» **WHAT YOU NEED TO DO**
From the listing below, copy every line with the word "authorized".

» **RECORDS SHOWN**
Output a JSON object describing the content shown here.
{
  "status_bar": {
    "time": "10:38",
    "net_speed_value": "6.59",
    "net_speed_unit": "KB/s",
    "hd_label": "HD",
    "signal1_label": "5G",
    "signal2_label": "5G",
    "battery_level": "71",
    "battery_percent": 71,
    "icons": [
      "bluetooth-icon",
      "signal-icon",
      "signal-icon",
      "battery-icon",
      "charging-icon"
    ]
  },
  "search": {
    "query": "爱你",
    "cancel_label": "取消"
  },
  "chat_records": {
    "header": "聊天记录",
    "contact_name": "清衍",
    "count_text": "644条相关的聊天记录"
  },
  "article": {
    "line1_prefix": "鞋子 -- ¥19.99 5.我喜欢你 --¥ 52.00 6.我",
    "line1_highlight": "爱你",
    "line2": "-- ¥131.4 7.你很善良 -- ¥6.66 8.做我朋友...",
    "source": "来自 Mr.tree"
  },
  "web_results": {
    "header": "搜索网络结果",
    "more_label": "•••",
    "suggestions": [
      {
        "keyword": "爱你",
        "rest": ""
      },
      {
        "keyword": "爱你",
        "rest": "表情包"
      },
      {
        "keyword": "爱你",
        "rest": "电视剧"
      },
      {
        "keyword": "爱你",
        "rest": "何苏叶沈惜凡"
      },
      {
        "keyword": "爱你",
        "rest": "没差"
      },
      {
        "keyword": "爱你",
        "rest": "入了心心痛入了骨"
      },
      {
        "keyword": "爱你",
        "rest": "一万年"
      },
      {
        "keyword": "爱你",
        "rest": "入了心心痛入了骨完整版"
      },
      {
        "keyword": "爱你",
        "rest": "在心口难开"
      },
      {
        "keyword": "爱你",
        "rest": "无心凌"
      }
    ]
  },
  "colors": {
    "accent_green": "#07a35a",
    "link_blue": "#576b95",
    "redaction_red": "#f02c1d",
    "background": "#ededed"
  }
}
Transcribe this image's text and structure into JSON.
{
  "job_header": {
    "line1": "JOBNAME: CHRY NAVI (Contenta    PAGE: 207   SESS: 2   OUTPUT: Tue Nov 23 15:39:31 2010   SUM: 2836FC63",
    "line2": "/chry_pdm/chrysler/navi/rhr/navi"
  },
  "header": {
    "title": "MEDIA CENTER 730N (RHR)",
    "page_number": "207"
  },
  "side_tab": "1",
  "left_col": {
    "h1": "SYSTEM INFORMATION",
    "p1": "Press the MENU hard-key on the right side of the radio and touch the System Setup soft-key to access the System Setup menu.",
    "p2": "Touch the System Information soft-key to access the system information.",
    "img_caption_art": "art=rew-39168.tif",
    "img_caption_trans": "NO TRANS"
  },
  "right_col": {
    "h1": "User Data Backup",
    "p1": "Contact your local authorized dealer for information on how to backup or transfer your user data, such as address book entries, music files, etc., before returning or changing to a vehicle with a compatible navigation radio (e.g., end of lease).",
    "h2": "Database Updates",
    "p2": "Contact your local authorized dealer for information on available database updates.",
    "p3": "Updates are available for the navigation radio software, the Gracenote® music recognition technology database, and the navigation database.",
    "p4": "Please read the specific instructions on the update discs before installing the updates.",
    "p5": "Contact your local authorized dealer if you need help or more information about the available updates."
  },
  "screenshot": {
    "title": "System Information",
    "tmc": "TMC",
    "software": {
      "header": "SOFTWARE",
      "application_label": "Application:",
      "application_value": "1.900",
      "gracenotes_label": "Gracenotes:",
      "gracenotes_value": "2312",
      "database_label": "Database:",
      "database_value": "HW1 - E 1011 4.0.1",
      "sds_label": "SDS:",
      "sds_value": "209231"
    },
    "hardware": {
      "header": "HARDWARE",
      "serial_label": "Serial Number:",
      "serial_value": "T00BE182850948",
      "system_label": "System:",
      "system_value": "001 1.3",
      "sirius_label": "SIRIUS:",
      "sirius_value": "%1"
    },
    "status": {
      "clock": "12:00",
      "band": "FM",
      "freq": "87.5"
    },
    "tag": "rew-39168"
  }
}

» **RESULT OF THIS TASK**
    "p1": "Contact your local authorized dealer for information on how to backup or transfer your user data, such as address book entries, music files, etc., before returning or changing to a vehicle with a compatible navigation radio (e.g., end of lease).",
    "p2": "Contact your local authorized dealer for information on available database updates.",
    "p5": "Contact your local authorized dealer if you need help or more information about the available updates."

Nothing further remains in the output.